_ENTRIES SUPPLIED_.
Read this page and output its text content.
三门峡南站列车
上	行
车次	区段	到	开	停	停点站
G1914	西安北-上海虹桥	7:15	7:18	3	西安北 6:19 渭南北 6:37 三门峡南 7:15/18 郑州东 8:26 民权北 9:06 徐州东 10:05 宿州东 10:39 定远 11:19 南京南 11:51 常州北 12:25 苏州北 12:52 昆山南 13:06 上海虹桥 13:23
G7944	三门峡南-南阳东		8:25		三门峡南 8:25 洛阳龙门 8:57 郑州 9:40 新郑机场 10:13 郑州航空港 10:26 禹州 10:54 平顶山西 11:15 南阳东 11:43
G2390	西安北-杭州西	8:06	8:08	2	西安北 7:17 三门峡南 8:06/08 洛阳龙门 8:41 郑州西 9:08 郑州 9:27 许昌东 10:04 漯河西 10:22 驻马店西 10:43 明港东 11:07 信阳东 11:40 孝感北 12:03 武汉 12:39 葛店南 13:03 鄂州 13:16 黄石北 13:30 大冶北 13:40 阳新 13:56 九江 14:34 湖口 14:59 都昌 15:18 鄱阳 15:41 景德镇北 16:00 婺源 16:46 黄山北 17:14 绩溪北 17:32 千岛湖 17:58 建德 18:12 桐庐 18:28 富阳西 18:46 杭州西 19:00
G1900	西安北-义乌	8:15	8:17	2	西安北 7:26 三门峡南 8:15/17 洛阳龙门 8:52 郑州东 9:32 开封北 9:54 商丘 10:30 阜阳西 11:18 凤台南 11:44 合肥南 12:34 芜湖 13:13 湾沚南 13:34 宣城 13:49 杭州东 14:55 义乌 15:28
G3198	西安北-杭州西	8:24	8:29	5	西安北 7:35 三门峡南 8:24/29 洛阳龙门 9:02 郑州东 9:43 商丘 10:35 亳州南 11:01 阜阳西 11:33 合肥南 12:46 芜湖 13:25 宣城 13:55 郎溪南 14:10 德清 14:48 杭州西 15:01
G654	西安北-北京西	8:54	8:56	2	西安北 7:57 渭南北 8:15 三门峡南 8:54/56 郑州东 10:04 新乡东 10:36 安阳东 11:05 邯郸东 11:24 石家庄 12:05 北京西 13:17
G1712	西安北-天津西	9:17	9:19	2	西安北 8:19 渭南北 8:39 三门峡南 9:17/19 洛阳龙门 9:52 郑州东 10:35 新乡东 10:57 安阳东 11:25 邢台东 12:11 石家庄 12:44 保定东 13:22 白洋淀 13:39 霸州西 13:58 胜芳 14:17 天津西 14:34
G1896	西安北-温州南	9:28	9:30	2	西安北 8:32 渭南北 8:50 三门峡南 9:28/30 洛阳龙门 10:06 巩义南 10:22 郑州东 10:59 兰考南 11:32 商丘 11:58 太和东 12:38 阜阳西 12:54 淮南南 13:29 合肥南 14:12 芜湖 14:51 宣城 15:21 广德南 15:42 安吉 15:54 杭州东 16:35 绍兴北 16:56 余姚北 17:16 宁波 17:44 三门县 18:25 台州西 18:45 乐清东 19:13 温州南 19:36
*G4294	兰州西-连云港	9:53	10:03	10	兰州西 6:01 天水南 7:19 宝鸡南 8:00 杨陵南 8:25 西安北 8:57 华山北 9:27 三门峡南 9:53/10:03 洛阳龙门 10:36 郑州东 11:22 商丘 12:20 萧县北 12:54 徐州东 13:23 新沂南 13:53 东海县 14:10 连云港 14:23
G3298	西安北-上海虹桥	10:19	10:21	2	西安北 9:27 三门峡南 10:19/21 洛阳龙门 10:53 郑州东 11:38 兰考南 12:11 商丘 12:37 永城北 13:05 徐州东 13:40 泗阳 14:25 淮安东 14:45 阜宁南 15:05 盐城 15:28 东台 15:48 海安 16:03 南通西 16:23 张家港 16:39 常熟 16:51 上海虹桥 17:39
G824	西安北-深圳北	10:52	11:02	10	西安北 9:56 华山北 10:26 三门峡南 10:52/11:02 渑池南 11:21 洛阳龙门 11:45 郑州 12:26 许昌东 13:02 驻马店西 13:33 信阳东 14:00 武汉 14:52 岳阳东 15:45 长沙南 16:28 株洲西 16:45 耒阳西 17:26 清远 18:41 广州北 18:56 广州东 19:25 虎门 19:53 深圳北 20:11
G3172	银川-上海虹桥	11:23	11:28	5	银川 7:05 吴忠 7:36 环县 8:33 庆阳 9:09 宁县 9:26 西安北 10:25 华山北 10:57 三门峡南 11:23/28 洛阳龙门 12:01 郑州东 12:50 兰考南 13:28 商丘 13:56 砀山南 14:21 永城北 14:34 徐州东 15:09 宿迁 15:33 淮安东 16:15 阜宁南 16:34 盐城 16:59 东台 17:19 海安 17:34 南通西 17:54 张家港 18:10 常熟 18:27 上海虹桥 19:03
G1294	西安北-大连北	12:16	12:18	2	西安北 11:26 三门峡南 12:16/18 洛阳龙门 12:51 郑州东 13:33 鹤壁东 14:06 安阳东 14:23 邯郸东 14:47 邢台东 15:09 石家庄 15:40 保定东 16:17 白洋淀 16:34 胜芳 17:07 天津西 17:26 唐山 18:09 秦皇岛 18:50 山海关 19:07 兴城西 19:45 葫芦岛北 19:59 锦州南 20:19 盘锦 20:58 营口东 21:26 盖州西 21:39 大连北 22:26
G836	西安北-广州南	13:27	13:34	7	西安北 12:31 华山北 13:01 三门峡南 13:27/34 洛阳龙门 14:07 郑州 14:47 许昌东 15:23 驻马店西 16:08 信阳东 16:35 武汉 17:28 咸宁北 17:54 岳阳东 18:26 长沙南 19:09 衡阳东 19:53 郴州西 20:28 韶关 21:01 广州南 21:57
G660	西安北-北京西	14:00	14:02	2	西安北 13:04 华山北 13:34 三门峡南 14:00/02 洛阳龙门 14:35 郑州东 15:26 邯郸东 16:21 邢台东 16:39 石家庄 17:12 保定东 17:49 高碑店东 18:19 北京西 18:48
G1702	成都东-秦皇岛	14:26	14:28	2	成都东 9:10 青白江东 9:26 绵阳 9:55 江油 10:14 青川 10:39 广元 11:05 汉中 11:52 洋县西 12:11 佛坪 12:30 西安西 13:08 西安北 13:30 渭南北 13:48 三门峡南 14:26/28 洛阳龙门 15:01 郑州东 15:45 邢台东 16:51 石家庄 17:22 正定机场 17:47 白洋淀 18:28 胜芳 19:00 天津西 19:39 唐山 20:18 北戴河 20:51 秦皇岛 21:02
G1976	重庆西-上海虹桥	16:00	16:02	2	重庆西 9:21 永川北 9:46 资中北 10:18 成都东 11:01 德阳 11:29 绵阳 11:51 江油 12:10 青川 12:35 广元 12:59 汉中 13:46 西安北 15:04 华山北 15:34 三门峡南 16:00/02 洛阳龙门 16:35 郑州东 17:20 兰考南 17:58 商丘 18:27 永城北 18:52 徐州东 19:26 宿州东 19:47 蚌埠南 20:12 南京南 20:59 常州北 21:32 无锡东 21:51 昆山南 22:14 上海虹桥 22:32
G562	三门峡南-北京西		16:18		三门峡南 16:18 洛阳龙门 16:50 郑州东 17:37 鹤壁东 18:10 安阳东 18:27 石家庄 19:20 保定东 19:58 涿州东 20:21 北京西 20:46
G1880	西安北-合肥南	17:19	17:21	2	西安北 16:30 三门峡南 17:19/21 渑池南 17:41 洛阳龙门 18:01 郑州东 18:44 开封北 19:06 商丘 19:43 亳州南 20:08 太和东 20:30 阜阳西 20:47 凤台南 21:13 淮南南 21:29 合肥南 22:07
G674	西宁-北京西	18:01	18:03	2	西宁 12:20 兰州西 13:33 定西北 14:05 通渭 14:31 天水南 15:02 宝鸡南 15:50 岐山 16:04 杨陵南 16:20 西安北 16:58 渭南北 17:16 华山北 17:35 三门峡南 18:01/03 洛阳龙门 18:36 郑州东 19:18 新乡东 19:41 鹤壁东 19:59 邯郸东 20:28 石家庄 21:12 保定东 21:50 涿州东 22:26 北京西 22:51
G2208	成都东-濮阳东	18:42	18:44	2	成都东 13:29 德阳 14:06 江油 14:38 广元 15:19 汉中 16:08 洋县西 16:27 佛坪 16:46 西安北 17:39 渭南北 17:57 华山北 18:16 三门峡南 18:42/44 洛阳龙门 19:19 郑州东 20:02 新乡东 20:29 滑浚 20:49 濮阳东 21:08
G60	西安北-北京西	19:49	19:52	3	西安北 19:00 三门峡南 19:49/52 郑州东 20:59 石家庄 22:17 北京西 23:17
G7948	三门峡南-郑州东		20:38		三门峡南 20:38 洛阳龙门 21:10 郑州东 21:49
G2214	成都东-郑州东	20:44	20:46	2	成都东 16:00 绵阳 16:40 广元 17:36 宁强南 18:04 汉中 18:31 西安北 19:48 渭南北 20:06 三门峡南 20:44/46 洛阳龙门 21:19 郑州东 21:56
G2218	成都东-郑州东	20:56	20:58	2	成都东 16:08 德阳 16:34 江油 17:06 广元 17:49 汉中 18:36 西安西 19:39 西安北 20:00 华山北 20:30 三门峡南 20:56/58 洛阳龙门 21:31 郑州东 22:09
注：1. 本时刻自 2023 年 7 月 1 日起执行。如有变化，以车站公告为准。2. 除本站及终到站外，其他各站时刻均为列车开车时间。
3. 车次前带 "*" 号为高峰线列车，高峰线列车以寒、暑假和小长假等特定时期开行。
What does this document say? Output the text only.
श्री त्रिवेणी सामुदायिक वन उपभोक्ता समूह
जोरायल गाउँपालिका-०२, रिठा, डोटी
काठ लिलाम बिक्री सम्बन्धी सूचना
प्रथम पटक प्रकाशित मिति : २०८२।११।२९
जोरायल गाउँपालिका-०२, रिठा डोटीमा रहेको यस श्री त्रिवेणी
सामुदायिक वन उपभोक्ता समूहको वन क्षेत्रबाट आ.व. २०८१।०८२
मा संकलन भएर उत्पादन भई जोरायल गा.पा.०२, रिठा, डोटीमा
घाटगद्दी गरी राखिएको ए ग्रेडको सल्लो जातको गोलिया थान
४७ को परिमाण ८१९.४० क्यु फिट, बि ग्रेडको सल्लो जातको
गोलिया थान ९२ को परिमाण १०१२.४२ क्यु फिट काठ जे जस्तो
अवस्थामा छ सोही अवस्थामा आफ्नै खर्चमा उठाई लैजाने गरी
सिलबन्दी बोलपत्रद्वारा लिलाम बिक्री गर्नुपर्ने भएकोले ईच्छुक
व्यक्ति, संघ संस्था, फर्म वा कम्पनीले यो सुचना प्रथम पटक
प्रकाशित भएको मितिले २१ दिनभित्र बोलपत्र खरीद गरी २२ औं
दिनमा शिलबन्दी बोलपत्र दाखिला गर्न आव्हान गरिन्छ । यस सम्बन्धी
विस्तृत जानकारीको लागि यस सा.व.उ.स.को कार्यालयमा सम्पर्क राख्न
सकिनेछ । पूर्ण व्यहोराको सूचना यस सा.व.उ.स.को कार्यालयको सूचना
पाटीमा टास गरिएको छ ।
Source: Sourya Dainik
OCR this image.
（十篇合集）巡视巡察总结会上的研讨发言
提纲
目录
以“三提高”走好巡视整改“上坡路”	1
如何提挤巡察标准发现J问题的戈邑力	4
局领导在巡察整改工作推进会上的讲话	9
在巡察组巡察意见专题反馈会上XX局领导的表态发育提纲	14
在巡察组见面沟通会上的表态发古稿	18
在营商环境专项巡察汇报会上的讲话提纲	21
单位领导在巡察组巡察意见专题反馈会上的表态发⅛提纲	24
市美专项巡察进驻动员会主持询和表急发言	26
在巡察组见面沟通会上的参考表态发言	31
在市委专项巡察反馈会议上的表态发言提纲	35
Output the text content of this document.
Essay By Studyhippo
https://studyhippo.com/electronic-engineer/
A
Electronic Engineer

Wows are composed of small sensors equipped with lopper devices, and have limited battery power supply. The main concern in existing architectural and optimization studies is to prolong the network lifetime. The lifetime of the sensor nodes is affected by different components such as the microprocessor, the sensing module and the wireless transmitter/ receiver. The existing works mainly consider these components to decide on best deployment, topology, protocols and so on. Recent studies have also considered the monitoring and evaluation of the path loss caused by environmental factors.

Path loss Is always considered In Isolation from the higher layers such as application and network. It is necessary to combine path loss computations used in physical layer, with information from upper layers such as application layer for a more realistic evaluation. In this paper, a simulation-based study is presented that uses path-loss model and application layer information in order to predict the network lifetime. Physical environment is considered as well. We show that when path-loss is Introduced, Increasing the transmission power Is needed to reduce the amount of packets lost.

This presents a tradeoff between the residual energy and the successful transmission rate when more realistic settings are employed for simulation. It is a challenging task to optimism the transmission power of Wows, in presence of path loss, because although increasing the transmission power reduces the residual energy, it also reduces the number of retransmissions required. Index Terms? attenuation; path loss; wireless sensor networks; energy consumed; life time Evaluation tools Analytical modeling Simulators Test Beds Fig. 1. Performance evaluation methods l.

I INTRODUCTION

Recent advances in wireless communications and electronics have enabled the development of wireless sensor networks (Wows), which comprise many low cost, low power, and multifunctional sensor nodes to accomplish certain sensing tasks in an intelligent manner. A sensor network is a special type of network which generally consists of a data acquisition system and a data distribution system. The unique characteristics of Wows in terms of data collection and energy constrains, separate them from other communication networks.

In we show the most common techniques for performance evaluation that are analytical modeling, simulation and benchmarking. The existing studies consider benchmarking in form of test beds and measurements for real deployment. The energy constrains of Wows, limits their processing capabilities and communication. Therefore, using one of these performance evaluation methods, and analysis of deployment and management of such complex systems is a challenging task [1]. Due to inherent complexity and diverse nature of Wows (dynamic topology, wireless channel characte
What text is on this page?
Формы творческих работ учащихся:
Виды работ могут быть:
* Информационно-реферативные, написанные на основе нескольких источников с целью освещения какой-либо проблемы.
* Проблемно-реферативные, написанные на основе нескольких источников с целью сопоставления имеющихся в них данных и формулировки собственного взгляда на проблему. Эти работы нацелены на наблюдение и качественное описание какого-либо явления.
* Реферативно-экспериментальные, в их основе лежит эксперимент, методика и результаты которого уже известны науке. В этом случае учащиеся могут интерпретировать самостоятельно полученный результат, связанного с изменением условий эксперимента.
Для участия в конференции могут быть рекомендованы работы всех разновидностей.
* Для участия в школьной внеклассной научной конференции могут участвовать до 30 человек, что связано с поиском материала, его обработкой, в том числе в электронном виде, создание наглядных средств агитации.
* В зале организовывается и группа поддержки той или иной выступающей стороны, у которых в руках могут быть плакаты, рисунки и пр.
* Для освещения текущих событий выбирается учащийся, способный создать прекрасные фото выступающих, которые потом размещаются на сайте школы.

_TO DO_. Go through the preceding material and copy each line that has the word "освещения".

_EXERCISE SOLUTION_.
* Информационно-реферативные, написанные на основе нескольких источников с целью освещения какой-либо проблемы.
* Для освещения текущих событий выбирается учащийся, способный создать прекрасные фото выступающих, которые потом размещаются на сайте школы.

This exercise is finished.